» DATA SUPPLIED:
────────────────────
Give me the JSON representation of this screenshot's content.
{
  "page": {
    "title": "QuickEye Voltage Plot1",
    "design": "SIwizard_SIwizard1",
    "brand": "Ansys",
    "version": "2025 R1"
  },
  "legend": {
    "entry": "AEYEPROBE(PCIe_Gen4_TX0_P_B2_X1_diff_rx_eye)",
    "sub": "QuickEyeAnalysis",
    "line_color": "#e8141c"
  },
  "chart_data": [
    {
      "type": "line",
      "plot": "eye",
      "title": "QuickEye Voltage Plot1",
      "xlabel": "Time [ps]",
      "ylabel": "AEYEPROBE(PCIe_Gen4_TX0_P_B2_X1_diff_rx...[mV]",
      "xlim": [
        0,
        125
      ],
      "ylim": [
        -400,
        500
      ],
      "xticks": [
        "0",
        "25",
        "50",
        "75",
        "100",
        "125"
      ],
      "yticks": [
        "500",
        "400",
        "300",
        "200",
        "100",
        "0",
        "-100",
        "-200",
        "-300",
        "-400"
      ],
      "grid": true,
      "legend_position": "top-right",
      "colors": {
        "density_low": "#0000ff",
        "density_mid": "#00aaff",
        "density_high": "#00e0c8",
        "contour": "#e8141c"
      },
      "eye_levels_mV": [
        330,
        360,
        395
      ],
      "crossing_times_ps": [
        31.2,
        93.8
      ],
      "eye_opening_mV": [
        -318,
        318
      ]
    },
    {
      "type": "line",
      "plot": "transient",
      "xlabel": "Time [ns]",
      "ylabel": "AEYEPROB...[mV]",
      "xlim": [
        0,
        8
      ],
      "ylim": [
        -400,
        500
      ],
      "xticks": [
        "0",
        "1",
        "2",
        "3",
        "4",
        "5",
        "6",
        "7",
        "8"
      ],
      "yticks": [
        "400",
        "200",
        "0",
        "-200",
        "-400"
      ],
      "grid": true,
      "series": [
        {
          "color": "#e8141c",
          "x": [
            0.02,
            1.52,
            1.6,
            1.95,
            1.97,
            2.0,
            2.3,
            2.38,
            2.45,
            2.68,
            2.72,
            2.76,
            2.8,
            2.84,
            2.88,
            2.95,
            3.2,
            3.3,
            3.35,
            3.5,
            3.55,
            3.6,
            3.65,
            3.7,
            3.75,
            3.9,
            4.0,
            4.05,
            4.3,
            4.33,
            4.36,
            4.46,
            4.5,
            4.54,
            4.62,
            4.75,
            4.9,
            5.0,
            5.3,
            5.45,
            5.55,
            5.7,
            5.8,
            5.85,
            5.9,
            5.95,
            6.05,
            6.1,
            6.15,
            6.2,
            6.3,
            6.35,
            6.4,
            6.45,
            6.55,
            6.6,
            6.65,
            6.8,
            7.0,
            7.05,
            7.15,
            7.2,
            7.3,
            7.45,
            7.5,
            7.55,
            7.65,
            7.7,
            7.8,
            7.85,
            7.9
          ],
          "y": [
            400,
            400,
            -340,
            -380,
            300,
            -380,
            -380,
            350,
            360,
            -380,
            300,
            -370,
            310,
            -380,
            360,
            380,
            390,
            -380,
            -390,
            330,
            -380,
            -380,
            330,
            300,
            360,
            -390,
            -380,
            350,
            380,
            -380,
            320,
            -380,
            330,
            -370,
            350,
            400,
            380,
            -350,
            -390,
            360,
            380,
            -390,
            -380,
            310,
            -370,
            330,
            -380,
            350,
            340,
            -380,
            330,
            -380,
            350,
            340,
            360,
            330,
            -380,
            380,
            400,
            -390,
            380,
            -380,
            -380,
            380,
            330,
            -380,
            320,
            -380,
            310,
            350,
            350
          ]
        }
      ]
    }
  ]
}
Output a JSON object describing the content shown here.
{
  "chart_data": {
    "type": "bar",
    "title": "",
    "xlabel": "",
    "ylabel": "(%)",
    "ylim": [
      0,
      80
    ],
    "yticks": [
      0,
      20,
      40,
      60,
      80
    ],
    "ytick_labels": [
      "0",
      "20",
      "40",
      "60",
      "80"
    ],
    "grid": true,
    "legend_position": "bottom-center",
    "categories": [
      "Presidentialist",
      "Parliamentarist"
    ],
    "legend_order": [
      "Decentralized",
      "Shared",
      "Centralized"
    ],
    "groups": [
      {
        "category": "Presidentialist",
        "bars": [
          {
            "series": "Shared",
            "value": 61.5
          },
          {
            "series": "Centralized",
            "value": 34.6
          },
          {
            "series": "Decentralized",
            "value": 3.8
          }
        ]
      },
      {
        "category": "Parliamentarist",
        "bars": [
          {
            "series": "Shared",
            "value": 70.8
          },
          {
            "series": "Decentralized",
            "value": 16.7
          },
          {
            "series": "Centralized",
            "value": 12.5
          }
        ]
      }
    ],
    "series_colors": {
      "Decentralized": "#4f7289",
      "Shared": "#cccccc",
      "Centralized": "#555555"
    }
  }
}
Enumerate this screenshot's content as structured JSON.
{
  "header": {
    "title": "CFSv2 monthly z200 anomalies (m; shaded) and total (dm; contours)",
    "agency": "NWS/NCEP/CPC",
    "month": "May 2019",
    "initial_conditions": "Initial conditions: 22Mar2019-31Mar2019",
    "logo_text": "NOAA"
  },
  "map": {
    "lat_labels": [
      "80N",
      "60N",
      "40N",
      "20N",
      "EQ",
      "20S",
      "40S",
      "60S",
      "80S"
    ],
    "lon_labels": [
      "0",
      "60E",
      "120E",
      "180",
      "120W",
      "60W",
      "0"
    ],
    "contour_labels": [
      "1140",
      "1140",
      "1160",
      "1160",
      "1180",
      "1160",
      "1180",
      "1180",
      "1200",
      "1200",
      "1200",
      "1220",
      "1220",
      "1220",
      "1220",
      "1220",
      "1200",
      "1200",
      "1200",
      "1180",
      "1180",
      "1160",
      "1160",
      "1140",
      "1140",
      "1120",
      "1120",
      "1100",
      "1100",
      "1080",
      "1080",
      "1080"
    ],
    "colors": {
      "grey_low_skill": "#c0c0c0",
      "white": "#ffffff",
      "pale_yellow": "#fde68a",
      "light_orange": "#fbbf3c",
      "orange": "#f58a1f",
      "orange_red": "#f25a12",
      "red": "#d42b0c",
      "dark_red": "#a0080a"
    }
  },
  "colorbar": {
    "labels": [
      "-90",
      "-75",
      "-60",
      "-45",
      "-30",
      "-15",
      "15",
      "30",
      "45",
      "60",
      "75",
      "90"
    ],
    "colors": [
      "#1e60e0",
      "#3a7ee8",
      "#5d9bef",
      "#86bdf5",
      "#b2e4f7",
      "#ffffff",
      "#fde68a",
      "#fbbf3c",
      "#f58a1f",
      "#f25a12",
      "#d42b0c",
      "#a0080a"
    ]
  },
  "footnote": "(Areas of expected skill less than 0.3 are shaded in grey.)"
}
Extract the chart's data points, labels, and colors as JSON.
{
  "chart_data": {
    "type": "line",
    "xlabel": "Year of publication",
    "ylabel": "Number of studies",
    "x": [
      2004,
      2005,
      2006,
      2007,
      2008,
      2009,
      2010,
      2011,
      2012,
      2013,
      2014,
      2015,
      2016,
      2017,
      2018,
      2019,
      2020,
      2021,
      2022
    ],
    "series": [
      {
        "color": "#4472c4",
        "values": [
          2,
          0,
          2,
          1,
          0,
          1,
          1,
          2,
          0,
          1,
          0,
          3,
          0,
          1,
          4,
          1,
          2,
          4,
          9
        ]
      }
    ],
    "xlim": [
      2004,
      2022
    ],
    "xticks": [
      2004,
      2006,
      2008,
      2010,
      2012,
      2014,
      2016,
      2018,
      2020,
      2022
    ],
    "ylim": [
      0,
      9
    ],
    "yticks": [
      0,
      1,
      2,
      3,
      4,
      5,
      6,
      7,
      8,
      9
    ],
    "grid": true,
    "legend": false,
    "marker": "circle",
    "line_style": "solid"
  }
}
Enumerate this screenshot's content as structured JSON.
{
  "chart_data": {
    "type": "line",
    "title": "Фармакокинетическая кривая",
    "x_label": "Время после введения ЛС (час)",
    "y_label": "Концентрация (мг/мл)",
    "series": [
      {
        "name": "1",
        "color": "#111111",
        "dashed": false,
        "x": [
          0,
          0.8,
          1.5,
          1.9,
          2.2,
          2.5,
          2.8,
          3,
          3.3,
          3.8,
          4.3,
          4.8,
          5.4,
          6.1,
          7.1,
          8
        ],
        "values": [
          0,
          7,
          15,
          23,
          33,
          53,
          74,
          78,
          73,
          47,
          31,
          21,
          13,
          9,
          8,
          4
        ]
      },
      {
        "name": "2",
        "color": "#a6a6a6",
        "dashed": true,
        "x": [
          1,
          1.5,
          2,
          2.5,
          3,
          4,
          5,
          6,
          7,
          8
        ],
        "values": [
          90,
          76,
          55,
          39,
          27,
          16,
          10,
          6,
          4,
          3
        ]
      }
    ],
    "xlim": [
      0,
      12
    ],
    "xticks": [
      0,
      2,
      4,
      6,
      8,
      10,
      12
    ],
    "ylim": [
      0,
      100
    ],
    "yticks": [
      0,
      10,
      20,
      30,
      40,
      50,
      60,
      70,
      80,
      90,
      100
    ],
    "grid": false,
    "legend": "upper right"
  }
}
────────────────────
» DIRECTIONS FOR THIS TASK:
Copy out every line in the listing where the word "Voltage" appears.

» ANSWER TO THE EXERCISE:
    "title": "QuickEye Voltage Plot1",
      "title": "QuickEye Voltage Plot1",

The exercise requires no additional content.